* **TASK INSTRUCTIONS**
Don't copy the pictures; return every other part of the records exactly.

* **TASK INPUT**
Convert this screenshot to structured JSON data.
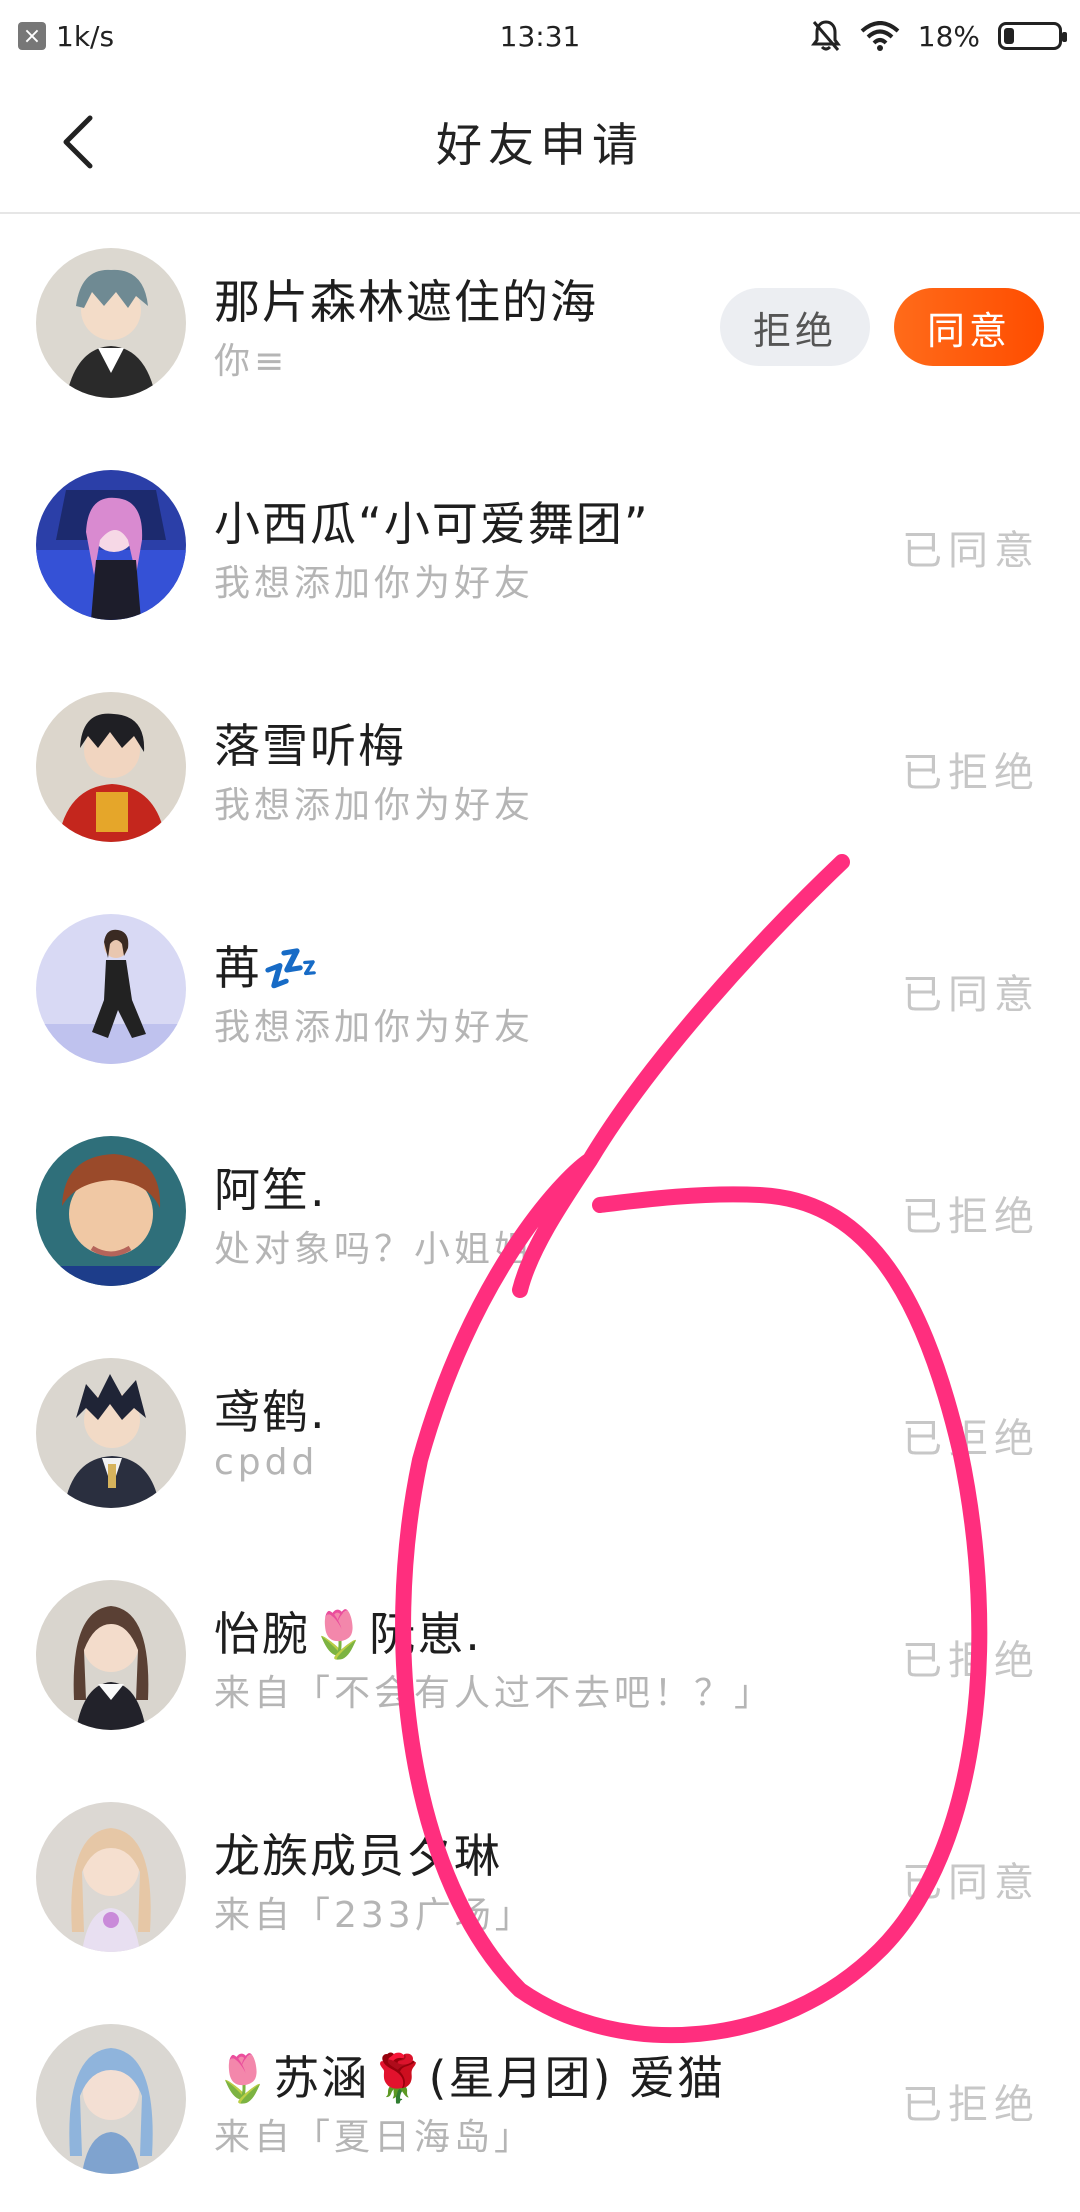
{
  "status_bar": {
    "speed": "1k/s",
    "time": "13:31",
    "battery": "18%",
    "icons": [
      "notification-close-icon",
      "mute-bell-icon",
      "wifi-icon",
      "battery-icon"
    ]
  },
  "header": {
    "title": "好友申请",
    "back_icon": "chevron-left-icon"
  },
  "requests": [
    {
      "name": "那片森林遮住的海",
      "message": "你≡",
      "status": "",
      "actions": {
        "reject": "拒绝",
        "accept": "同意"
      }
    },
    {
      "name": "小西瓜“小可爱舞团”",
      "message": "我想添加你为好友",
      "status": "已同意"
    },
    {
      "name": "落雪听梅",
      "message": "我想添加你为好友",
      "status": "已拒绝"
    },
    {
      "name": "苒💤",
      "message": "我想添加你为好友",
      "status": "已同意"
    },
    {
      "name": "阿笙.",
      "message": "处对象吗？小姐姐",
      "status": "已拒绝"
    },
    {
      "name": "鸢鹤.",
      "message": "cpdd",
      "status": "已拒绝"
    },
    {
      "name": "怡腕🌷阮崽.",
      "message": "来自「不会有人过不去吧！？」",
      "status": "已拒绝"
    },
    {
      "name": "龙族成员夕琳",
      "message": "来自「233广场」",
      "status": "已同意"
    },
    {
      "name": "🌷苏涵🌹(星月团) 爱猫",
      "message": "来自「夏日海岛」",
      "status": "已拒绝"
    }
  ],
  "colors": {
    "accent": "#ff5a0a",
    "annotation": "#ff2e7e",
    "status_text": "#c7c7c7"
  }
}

* **CORRECT RESULT**
Convert this screenshot to structured JSON data.
{
  "status_bar": {
    "speed": "1k/s",
    "time": "13:31",
    "battery": "18%",
    "icons": [
      "notification-close-icon",
      "mute-bell-icon",
      "wifi-icon",
      "battery-icon"
    ]
  },
  "header": {
    "title": "好友申请",
    "back_icon": "chevron-left-icon"
  },
  "requests": [
    {
      "name": "那片森林遮住的海",
      "message": "你≡",
      "status": "",
      "actions": {
        "reject": "拒绝",
        "accept": "同意"
      }
    },
    {
      "name": "小西瓜“小可爱舞团”",
      "message": "我想添加你为好友",
      "status": "已同意"
    },
    {
      "name": "落雪听梅",
      "message": "我想添加你为好友",
      "status": "已拒绝"
    },
    {
      "name": "苒💤",
      "message": "我想添加你为好友",
      "status": "已同意"
    },
    {
      "name": "阿笙.",
      "message": "处对象吗？小姐姐",
      "status": "已拒绝"
    },
    {
      "name": "鸢鹤.",
      "message": "cpdd",
      "status": "已拒绝"
    },
    {
      "name": "怡腕🌷阮崽.",
      "message": "来自「不会有人过不去吧！？」",
      "status": "已拒绝"
    },
    {
      "name": "龙族成员夕琳",
      "message": "来自「233广场」",
      "status": "已同意"
    },
    {
      "name": "🌷苏涵🌹(星月团) 爱猫",
      "message": "来自「夏日海岛」",
      "status": "已拒绝"
    }
  ],
  "colors": {
    "accent": "#ff5a0a",
    "annotation": "#ff2e7e",
    "status_text": "#c7c7c7"
  }
}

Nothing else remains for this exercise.